------ Stored records

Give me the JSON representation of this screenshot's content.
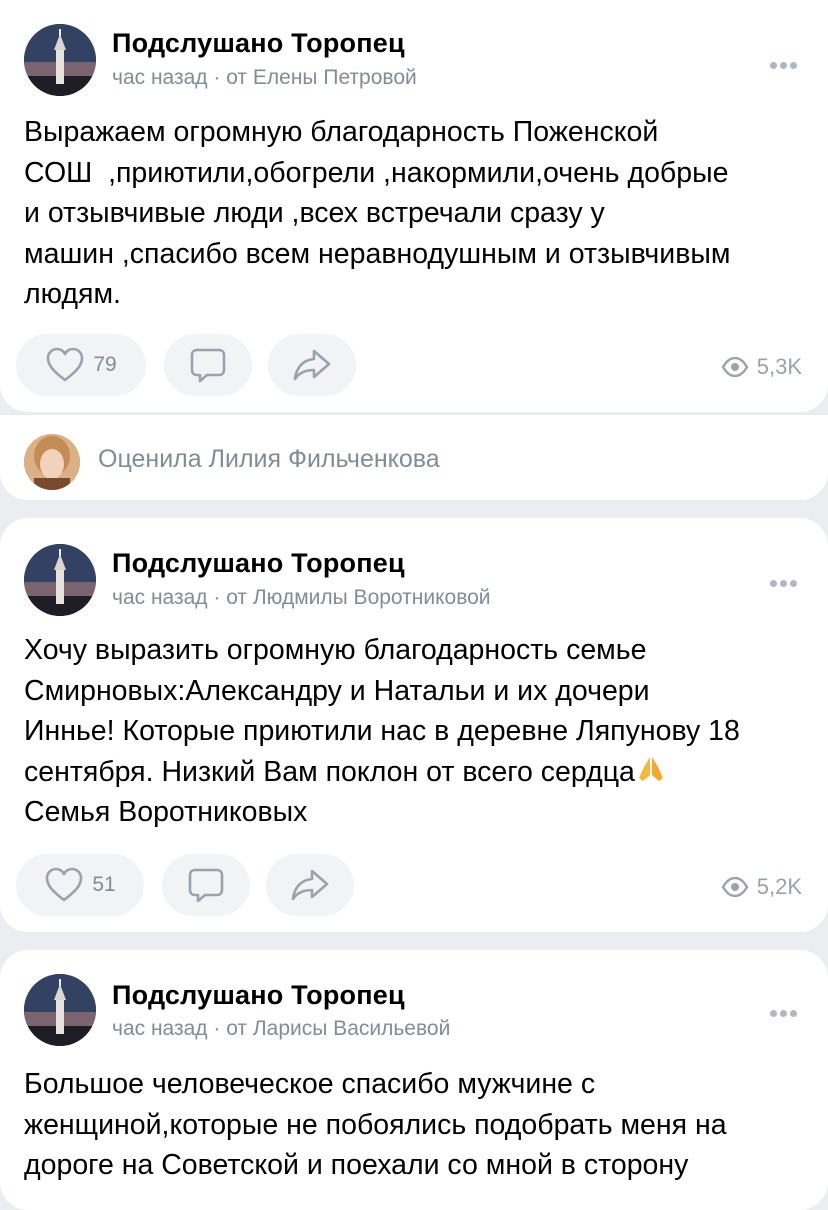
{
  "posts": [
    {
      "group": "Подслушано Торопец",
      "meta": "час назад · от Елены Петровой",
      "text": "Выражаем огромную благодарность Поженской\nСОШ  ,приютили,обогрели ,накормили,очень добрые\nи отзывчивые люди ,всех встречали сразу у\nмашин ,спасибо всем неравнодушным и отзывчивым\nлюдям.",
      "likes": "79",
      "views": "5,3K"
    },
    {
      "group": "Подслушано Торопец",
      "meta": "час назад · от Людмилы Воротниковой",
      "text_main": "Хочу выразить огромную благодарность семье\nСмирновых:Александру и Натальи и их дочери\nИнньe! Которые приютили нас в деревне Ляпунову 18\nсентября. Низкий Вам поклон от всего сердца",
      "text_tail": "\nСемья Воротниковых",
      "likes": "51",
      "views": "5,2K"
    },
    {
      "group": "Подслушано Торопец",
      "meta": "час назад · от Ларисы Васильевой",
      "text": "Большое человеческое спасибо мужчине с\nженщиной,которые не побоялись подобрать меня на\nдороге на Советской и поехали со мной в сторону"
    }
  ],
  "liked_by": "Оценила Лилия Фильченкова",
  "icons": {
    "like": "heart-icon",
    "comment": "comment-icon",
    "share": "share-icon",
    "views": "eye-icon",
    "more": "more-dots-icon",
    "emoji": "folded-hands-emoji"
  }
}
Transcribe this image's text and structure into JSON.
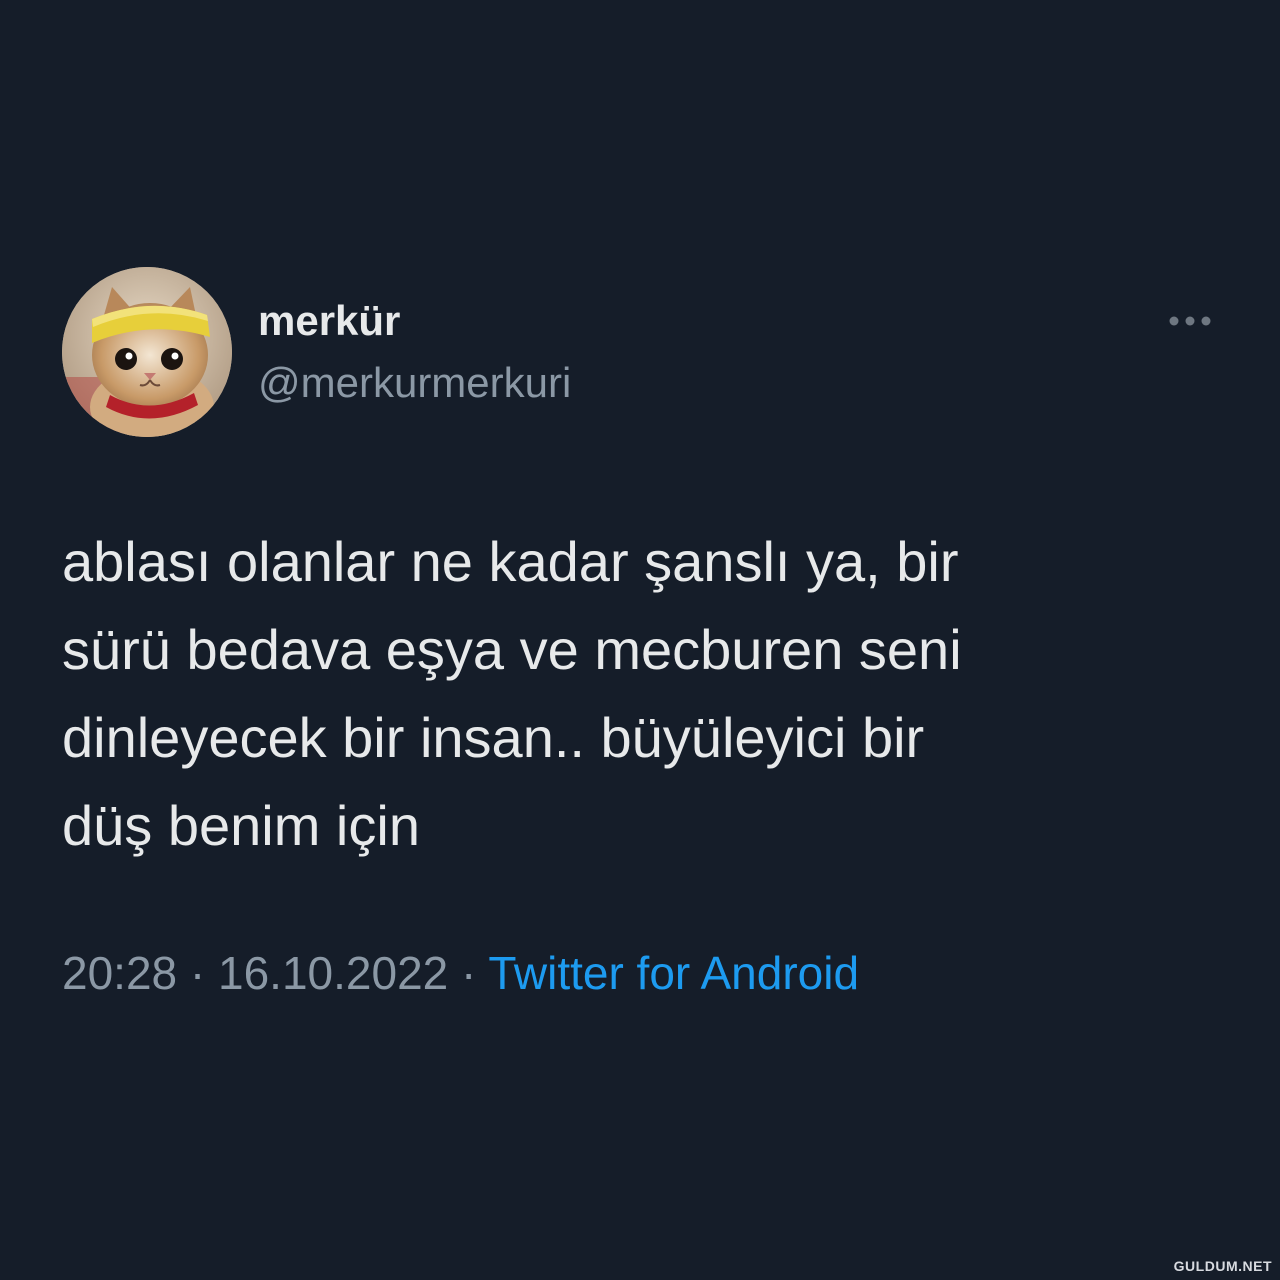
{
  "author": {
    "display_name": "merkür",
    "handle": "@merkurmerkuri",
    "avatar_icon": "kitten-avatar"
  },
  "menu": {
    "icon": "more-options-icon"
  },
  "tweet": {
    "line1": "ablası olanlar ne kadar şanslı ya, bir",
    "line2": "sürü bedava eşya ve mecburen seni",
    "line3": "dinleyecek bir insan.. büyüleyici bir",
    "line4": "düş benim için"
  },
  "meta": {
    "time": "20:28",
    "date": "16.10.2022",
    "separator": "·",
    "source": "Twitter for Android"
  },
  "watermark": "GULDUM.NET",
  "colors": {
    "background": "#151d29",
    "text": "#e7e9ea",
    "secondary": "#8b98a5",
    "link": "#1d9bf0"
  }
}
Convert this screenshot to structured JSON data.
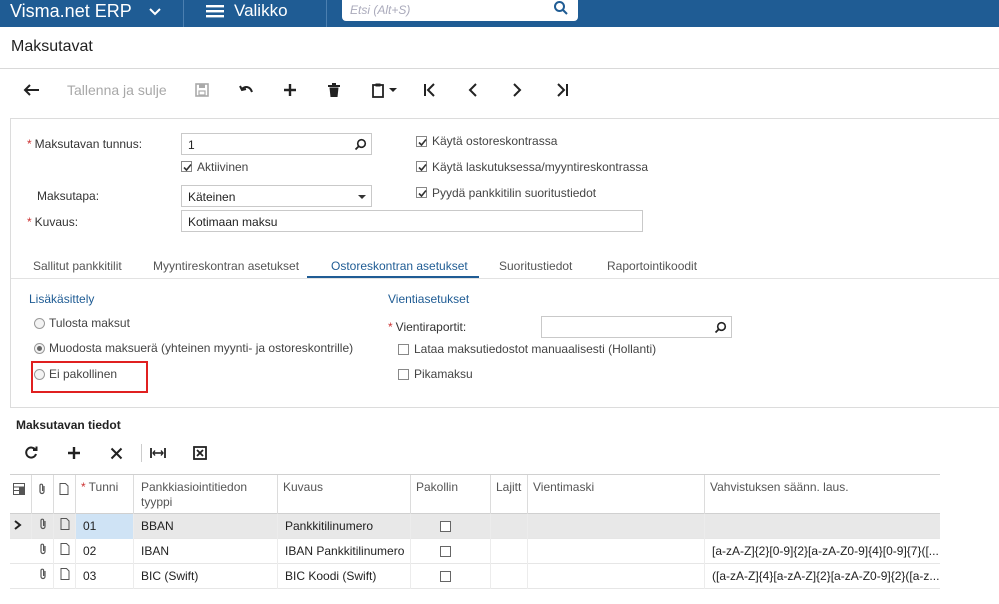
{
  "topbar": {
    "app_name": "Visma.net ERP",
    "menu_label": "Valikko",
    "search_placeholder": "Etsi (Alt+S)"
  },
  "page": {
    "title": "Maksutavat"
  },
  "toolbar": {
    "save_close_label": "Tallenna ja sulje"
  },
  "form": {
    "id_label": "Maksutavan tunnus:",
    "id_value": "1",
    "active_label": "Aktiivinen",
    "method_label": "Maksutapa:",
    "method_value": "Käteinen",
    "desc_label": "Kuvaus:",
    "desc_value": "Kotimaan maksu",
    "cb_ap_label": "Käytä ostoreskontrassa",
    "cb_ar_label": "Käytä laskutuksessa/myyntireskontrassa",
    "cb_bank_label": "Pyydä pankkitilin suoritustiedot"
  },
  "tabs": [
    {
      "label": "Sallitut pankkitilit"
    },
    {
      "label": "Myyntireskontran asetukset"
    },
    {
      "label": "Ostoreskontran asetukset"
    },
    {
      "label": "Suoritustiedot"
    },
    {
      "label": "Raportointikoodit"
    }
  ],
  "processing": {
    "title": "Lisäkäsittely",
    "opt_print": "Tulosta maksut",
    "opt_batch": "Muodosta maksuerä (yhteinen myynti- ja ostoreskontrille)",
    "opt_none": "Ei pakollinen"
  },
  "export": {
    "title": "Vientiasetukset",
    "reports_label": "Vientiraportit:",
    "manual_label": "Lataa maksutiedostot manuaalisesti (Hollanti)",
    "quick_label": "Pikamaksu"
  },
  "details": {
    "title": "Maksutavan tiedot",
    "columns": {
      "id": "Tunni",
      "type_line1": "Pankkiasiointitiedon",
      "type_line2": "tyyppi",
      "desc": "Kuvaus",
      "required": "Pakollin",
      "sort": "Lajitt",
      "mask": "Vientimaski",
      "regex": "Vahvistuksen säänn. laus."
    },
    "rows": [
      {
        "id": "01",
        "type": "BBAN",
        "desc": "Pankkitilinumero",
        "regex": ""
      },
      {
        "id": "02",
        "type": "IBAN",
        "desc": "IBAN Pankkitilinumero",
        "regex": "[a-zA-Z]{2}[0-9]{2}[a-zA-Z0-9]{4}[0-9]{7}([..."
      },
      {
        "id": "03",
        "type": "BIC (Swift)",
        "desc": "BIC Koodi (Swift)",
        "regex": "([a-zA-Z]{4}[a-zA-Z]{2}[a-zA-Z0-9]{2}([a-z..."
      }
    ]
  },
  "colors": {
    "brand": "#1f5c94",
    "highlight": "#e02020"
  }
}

------------

> Aim of the exercise: Return every line above that contains the word "Käytä".

> Final result:
    "cb_ap_label": "Käytä ostoreskontrassa",
    "cb_ar_label": "Käytä laskutuksessa/myyntireskontrassa",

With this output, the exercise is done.